**Exercise requirements**
Pick out every line of the entries below where "ylabel" occurs, and copy those lines.

**Records for this exercise**

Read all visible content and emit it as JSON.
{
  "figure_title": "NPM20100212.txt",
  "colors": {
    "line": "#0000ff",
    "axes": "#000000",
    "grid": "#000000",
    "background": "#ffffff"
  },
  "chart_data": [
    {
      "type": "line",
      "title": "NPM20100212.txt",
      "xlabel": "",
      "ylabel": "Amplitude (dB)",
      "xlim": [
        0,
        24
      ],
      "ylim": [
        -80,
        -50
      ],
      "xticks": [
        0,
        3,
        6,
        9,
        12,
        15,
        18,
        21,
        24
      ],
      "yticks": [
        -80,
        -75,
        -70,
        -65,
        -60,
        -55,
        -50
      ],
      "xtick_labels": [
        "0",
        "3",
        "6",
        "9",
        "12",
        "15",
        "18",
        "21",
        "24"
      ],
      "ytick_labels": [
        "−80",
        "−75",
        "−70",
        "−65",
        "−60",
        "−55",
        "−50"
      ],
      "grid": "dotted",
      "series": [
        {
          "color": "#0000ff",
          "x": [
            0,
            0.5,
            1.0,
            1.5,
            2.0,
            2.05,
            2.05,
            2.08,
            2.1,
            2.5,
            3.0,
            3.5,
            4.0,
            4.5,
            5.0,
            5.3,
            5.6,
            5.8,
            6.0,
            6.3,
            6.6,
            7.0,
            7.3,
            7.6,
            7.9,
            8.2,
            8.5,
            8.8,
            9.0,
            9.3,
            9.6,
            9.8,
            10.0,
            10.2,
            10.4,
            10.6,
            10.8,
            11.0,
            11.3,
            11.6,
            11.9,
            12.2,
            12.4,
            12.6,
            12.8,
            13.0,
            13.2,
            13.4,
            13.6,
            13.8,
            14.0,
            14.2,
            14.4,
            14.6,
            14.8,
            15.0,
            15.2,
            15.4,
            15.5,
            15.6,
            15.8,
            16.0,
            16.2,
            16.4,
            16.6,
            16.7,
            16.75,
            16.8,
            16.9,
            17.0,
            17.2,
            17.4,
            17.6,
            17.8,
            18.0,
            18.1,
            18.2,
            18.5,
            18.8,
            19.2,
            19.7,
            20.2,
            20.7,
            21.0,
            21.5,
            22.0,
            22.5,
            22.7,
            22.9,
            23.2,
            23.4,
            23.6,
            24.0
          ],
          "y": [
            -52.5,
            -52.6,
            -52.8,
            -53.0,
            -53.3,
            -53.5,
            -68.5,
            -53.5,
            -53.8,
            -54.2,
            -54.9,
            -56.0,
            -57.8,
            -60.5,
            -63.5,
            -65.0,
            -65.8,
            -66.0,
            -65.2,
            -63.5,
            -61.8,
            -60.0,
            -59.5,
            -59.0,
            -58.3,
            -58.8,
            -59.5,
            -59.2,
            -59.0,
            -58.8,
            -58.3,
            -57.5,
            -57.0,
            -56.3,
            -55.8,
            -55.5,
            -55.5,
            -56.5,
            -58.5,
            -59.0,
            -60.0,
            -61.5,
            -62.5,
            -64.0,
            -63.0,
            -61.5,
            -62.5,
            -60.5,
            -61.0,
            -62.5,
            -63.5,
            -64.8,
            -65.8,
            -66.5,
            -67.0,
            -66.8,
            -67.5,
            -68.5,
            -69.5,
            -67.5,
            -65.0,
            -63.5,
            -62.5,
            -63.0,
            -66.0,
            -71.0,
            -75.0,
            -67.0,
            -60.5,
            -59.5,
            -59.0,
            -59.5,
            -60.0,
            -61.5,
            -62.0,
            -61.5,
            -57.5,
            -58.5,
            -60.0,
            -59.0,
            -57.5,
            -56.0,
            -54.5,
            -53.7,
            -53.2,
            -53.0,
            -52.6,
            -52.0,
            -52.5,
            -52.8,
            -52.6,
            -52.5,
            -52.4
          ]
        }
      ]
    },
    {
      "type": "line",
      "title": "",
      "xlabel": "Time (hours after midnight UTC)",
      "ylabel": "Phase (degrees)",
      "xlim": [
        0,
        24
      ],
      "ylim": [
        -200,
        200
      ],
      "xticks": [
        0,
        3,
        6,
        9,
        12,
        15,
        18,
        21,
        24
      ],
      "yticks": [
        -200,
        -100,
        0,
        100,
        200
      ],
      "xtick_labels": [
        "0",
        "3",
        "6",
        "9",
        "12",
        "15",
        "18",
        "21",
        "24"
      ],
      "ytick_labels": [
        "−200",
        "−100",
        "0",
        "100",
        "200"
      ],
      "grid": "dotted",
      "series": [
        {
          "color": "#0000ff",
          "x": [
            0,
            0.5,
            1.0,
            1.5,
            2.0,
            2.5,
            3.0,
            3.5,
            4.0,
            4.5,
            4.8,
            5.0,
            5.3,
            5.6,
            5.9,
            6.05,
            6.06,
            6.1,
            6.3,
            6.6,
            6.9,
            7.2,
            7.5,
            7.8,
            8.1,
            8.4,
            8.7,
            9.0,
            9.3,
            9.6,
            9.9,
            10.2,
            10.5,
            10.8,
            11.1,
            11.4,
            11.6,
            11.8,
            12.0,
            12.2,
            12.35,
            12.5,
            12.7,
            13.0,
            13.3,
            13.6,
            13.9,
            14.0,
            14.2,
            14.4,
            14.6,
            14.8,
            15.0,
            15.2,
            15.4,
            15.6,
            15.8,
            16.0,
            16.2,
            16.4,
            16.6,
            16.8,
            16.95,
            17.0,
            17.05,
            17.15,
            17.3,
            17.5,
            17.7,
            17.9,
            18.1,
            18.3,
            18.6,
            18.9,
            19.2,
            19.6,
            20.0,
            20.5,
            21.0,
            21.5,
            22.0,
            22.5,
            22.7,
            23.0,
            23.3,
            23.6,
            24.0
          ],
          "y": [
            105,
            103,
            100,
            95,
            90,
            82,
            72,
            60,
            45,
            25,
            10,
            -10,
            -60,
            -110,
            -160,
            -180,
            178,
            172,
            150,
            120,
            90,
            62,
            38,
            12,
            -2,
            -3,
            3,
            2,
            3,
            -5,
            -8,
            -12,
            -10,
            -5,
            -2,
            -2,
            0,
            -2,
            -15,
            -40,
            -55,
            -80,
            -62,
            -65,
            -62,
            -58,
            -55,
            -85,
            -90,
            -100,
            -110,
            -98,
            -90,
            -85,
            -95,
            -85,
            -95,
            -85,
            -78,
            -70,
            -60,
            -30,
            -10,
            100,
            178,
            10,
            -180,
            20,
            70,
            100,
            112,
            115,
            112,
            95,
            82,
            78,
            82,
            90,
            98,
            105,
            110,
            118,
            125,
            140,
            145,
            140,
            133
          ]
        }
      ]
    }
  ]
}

==

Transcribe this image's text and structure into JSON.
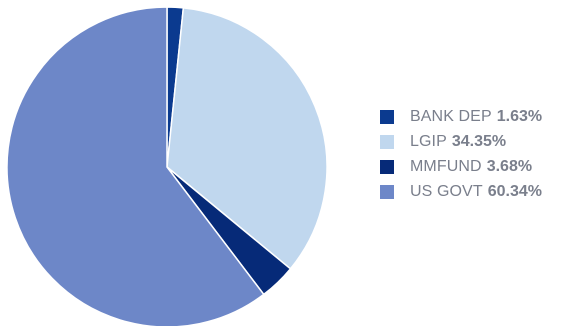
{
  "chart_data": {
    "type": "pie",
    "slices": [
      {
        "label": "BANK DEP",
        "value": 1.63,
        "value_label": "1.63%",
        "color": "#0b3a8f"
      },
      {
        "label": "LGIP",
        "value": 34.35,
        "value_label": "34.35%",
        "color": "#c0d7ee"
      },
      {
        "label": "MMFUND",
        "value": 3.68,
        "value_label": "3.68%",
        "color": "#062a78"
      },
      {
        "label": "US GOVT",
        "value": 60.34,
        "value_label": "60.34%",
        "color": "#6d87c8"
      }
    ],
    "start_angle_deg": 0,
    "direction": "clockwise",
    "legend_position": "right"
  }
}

**Completed task**
      "ylabel": "Amplitude (dB)",
      "ylabel": "Phase (degrees)",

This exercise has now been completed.